◆ **Task requirements**
Among the entries below, find the lines with "about" and copy them.
--- Start Task input ---
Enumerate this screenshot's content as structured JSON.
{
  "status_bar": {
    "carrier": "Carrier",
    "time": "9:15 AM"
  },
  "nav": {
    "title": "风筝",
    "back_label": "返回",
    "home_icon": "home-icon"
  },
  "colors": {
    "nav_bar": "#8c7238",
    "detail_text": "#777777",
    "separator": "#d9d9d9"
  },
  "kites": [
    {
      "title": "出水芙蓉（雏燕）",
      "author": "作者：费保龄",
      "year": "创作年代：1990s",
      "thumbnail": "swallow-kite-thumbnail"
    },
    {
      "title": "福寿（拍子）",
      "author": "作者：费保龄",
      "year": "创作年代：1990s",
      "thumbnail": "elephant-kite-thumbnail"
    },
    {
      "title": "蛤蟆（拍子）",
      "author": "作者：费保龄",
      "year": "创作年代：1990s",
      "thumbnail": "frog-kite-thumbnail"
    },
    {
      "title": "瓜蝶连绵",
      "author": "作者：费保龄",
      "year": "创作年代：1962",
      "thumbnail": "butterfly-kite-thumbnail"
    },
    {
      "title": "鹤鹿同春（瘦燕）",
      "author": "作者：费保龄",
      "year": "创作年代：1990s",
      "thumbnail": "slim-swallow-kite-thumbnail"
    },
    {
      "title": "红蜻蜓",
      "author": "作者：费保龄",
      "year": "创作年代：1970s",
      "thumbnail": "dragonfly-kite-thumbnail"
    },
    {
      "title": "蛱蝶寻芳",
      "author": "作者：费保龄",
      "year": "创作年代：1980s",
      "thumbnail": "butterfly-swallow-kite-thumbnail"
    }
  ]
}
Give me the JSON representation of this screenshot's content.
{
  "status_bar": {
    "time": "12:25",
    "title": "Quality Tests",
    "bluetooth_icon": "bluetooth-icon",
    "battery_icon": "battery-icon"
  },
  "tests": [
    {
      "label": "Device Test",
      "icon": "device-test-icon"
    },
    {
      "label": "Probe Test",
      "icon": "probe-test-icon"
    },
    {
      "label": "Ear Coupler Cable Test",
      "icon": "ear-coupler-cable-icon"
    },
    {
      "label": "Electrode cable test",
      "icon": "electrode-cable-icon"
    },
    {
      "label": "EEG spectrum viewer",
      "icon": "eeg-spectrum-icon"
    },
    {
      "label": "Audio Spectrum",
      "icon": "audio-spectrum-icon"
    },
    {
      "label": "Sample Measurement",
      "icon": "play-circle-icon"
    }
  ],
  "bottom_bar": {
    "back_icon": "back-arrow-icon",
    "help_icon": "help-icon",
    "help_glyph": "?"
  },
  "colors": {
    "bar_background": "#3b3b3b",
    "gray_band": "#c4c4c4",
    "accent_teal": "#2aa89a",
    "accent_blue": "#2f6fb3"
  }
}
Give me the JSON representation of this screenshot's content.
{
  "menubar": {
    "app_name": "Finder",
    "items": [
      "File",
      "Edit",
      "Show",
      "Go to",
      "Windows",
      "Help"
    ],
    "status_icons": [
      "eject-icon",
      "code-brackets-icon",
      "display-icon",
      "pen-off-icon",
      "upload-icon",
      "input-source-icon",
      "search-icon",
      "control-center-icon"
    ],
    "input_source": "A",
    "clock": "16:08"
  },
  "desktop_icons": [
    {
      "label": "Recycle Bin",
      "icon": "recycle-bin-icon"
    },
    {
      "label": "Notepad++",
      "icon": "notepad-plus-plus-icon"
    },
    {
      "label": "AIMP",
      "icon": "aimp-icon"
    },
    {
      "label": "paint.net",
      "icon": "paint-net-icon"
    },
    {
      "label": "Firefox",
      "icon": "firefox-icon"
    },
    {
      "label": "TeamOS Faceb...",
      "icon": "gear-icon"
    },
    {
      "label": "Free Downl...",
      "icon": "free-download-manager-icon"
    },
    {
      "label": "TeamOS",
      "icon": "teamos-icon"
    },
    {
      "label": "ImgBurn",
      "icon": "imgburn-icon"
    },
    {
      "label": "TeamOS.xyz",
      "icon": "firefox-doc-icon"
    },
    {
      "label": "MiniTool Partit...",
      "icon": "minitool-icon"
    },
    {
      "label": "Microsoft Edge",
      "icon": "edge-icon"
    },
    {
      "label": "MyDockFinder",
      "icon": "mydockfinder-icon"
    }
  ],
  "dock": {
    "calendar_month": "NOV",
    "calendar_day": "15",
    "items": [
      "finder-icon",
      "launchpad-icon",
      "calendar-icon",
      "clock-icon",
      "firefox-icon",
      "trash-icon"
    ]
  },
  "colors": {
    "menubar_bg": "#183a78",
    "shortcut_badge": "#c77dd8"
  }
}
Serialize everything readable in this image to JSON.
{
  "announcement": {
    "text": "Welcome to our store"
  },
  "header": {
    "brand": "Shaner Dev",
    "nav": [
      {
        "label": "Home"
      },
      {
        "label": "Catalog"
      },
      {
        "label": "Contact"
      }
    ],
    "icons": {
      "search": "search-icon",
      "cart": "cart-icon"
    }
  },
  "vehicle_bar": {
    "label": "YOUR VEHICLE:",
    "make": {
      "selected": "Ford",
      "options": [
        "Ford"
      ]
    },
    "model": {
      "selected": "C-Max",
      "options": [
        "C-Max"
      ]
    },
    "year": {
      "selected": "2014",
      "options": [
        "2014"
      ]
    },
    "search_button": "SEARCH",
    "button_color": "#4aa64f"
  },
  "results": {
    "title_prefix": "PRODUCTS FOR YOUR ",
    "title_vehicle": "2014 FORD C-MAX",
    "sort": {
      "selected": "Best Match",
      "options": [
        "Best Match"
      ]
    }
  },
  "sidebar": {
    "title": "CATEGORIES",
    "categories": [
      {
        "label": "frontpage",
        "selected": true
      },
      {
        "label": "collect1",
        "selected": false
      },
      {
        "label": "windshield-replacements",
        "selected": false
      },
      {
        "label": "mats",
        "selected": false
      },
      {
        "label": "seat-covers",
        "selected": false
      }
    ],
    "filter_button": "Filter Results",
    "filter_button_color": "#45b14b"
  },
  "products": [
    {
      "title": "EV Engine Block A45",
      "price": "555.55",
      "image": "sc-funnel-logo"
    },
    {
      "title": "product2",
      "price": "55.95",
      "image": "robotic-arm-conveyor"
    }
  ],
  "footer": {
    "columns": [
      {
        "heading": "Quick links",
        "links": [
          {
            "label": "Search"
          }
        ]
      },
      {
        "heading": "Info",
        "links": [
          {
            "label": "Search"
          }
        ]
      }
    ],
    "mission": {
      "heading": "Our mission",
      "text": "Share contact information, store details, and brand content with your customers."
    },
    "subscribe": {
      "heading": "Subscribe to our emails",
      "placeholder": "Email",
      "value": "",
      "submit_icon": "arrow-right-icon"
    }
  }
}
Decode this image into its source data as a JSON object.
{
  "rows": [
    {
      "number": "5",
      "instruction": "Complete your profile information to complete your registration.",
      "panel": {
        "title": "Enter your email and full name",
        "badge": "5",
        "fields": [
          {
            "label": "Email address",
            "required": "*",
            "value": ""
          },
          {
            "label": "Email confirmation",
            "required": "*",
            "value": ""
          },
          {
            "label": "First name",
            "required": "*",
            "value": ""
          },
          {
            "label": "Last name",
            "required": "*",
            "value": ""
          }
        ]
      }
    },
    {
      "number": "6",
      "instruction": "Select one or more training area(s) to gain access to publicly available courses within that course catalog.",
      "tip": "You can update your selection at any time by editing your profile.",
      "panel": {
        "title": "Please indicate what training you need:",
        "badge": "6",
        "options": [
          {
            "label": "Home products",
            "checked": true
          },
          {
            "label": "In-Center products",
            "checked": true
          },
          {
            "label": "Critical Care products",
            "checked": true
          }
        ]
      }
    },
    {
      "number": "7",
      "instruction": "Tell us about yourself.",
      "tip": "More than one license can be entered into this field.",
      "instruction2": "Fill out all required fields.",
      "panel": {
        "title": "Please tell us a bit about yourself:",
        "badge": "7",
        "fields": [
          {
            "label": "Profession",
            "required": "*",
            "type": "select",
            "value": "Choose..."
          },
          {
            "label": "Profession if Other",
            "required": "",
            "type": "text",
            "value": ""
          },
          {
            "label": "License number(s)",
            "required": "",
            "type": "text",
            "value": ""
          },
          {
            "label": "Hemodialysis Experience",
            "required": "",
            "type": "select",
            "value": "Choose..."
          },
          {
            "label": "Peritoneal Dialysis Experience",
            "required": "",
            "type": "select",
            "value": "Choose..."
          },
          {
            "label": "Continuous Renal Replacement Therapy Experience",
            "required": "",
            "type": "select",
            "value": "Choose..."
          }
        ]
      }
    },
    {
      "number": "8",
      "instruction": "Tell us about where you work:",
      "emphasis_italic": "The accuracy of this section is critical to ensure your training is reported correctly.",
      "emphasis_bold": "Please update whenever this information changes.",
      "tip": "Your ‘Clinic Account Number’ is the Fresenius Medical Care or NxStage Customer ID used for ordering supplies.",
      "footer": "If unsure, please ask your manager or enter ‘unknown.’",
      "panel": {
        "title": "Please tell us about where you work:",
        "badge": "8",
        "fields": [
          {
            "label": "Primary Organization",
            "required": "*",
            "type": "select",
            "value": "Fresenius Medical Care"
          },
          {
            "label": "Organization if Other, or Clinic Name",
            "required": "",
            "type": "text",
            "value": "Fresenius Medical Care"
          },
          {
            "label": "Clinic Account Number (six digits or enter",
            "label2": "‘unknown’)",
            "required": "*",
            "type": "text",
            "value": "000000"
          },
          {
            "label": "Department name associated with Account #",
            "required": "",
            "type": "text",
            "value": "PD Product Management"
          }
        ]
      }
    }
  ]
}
--- End Task input ---
◆ **Answer in full**
      "instruction": "Tell us about yourself.",
        "title": "Please tell us a bit about yourself:",
      "instruction": "Tell us about where you work:",
        "title": "Please tell us about where you work:",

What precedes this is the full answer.